◆ **REQUEST**:
Switch "Kbps" to "Mbps" in the records from the line with "sidebar-item-ethernet[interactable]: 以太网 发送: 0" up to and including the line with "chevron-up-icon[interactable] — [18, 1134, 40, 1156]". Give only those lines again, with everything else unchanged.
=====
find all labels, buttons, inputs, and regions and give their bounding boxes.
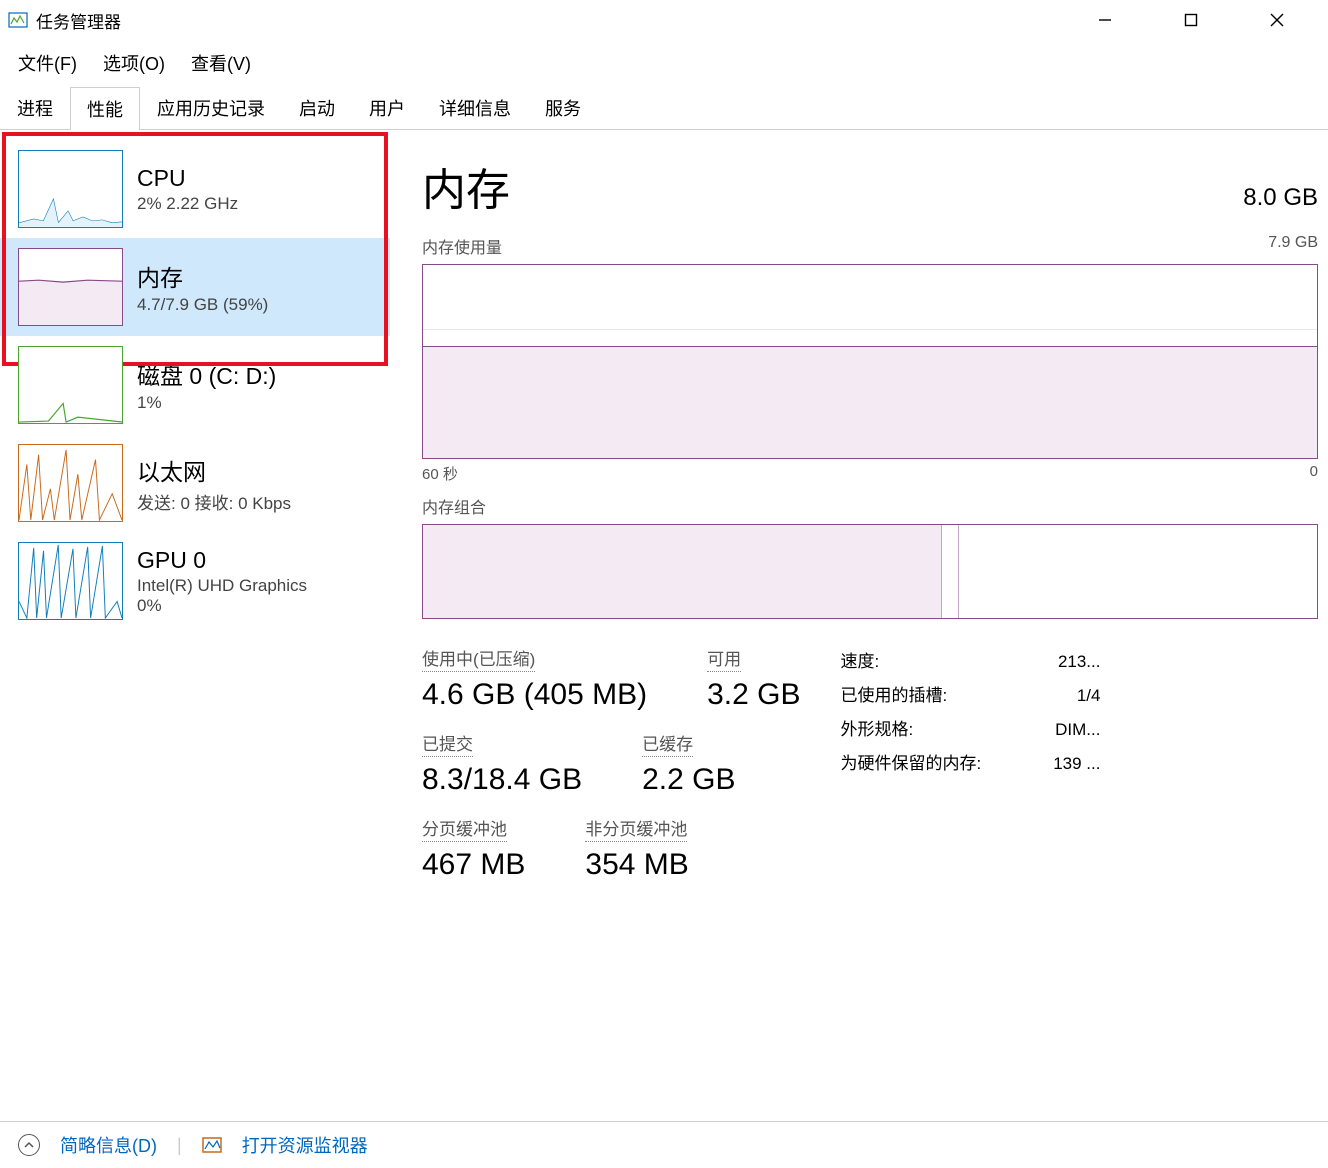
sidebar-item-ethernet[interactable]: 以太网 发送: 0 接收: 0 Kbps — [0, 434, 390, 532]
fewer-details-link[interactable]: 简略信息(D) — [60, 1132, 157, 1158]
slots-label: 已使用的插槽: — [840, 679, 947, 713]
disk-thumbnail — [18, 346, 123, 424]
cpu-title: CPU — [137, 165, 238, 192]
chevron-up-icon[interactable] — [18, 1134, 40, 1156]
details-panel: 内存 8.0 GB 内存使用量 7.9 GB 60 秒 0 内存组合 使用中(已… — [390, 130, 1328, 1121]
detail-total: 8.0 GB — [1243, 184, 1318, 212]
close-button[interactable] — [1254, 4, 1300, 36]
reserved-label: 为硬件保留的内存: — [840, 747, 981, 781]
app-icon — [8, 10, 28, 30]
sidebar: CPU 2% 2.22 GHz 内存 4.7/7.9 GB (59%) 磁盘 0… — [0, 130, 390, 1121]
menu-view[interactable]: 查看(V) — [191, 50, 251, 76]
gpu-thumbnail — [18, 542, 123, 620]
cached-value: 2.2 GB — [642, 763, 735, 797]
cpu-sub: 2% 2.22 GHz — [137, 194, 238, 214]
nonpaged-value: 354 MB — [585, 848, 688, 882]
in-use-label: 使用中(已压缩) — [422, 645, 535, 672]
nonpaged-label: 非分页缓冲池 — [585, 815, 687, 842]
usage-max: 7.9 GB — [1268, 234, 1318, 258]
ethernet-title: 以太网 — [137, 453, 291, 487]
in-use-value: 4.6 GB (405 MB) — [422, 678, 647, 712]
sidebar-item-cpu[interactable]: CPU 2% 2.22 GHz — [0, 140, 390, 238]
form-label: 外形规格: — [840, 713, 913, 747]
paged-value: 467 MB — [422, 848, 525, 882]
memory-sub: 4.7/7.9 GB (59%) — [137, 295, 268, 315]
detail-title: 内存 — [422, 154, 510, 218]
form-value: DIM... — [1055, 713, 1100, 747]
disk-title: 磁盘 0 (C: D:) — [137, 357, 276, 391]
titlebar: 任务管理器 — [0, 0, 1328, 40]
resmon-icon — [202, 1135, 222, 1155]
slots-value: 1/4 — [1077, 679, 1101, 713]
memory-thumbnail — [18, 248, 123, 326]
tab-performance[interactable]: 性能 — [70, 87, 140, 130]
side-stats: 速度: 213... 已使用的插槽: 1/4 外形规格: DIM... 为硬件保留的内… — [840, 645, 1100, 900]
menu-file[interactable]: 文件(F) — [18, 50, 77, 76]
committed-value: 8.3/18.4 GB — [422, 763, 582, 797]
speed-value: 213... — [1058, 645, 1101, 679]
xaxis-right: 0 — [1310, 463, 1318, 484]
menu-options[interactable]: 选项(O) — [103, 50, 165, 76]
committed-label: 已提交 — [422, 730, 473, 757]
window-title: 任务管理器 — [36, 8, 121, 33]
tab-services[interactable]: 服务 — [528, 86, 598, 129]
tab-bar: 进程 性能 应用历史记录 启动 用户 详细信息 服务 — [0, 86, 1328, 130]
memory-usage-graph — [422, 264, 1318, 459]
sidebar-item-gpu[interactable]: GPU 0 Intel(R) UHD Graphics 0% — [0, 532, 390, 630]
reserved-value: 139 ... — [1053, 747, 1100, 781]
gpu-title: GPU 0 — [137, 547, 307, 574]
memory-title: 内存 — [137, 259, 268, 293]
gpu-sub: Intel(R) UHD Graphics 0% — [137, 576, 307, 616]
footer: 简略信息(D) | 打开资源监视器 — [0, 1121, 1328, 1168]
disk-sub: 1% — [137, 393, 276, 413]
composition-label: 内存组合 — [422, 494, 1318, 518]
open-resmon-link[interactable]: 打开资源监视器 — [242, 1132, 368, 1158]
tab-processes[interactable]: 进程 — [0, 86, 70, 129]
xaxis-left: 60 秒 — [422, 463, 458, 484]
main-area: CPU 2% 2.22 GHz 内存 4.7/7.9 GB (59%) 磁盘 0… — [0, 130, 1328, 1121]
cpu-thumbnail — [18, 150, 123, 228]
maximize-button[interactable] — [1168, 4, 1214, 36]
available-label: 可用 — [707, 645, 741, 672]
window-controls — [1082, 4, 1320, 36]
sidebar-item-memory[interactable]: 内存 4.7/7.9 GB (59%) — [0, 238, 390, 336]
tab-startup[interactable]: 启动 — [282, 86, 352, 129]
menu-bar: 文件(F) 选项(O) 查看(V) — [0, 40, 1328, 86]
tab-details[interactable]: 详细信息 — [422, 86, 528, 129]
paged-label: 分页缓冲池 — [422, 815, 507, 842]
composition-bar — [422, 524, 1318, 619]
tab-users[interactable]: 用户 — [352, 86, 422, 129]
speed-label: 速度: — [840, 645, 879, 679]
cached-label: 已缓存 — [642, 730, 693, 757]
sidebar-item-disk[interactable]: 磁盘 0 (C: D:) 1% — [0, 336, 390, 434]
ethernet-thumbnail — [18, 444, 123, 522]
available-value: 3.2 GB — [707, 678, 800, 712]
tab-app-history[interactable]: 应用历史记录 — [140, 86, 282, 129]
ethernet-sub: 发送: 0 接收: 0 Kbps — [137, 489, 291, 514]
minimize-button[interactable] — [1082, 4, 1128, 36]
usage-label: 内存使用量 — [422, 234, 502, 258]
=====
◆ **TASK RESPONSE**:
sidebar-item-ethernet[interactable]: 以太网 发送: 0 接收: 0 Mbps — [0, 434, 390, 532]
fewer-details-link[interactable]: 简略信息(D) — [60, 1132, 157, 1158]
slots-label: 已使用的插槽: — [840, 679, 947, 713]
disk-thumbnail — [18, 346, 123, 424]
cpu-title: CPU — [137, 165, 238, 192]
chevron-up-icon[interactable] — [18, 1134, 40, 1156]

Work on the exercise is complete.